START MATERIAL PROVIDED

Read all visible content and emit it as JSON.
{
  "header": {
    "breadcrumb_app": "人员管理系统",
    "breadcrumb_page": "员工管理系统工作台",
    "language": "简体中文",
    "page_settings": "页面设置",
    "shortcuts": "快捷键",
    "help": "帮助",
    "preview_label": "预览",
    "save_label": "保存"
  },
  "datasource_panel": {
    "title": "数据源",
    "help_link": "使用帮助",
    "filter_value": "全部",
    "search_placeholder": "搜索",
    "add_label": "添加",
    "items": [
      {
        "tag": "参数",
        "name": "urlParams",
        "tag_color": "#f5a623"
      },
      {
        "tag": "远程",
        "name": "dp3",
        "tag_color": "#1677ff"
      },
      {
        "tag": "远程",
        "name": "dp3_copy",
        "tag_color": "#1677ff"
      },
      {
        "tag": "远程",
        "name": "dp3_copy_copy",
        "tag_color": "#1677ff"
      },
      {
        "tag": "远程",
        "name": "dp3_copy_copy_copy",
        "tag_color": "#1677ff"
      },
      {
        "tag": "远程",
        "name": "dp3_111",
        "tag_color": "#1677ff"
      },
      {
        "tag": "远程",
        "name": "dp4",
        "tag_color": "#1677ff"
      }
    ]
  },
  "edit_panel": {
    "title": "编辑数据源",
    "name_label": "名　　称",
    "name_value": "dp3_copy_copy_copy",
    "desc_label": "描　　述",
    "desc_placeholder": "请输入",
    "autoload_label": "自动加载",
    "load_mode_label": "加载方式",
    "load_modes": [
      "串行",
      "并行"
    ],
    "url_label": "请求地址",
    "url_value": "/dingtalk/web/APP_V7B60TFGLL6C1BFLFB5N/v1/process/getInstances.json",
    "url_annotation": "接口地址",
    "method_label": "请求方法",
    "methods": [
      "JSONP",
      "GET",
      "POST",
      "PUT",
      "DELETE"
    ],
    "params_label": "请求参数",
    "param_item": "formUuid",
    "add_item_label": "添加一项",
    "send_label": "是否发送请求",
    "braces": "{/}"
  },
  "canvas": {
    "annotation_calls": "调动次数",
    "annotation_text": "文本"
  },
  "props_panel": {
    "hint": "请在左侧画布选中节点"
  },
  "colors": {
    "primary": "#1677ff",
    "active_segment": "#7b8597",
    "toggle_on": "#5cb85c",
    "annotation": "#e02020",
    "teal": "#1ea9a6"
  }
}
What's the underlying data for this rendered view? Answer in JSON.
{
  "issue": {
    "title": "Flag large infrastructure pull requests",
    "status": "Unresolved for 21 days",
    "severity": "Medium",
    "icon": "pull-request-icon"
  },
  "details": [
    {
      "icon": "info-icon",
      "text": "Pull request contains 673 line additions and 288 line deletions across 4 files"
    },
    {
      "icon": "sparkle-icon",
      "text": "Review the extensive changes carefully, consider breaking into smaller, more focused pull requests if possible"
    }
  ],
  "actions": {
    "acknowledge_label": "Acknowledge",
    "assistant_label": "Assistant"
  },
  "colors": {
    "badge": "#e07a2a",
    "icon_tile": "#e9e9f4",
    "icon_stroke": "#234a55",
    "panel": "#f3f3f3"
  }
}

END MATERIAL PROVIDED

- **YOUR OBJECTIVE**: Output each record exactly, leaving nothing out.

- **ANSWER TO THE PROBLEM**:
Read all visible content and emit it as JSON.
{
  "header": {
    "breadcrumb_app": "人员管理系统",
    "breadcrumb_page": "员工管理系统工作台",
    "language": "简体中文",
    "page_settings": "页面设置",
    "shortcuts": "快捷键",
    "help": "帮助",
    "preview_label": "预览",
    "save_label": "保存"
  },
  "datasource_panel": {
    "title": "数据源",
    "help_link": "使用帮助",
    "filter_value": "全部",
    "search_placeholder": "搜索",
    "add_label": "添加",
    "items": [
      {
        "tag": "参数",
        "name": "urlParams",
        "tag_color": "#f5a623"
      },
      {
        "tag": "远程",
        "name": "dp3",
        "tag_color": "#1677ff"
      },
      {
        "tag": "远程",
        "name": "dp3_copy",
        "tag_color": "#1677ff"
      },
      {
        "tag": "远程",
        "name": "dp3_copy_copy",
        "tag_color": "#1677ff"
      },
      {
        "tag": "远程",
        "name": "dp3_copy_copy_copy",
        "tag_color": "#1677ff"
      },
      {
        "tag": "远程",
        "name": "dp3_111",
        "tag_color": "#1677ff"
      },
      {
        "tag": "远程",
        "name": "dp4",
        "tag_color": "#1677ff"
      }
    ]
  },
  "edit_panel": {
    "title": "编辑数据源",
    "name_label": "名　　称",
    "name_value": "dp3_copy_copy_copy",
    "desc_label": "描　　述",
    "desc_placeholder": "请输入",
    "autoload_label": "自动加载",
    "load_mode_label": "加载方式",
    "load_modes": [
      "串行",
      "并行"
    ],
    "url_label": "请求地址",
    "url_value": "/dingtalk/web/APP_V7B60TFGLL6C1BFLFB5N/v1/process/getInstances.json",
    "url_annotation": "接口地址",
    "method_label": "请求方法",
    "methods": [
      "JSONP",
      "GET",
      "POST",
      "PUT",
      "DELETE"
    ],
    "params_label": "请求参数",
    "param_item": "formUuid",
    "add_item_label": "添加一项",
    "send_label": "是否发送请求",
    "braces": "{/}"
  },
  "canvas": {
    "annotation_calls": "调动次数",
    "annotation_text": "文本"
  },
  "props_panel": {
    "hint": "请在左侧画布选中节点"
  },
  "colors": {
    "primary": "#1677ff",
    "active_segment": "#7b8597",
    "toggle_on": "#5cb85c",
    "annotation": "#e02020",
    "teal": "#1ea9a6"
  }
}
What's the underlying data for this rendered view? Answer in JSON.
{
  "issue": {
    "title": "Flag large infrastructure pull requests",
    "status": "Unresolved for 21 days",
    "severity": "Medium",
    "icon": "pull-request-icon"
  },
  "details": [
    {
      "icon": "info-icon",
      "text": "Pull request contains 673 line additions and 288 line deletions across 4 files"
    },
    {
      "icon": "sparkle-icon",
      "text": "Review the extensive changes carefully, consider breaking into smaller, more focused pull requests if possible"
    }
  ],
  "actions": {
    "acknowledge_label": "Acknowledge",
    "assistant_label": "Assistant"
  },
  "colors": {
    "badge": "#e07a2a",
    "icon_tile": "#e9e9f4",
    "icon_stroke": "#234a55",
    "panel": "#f3f3f3"
  }
}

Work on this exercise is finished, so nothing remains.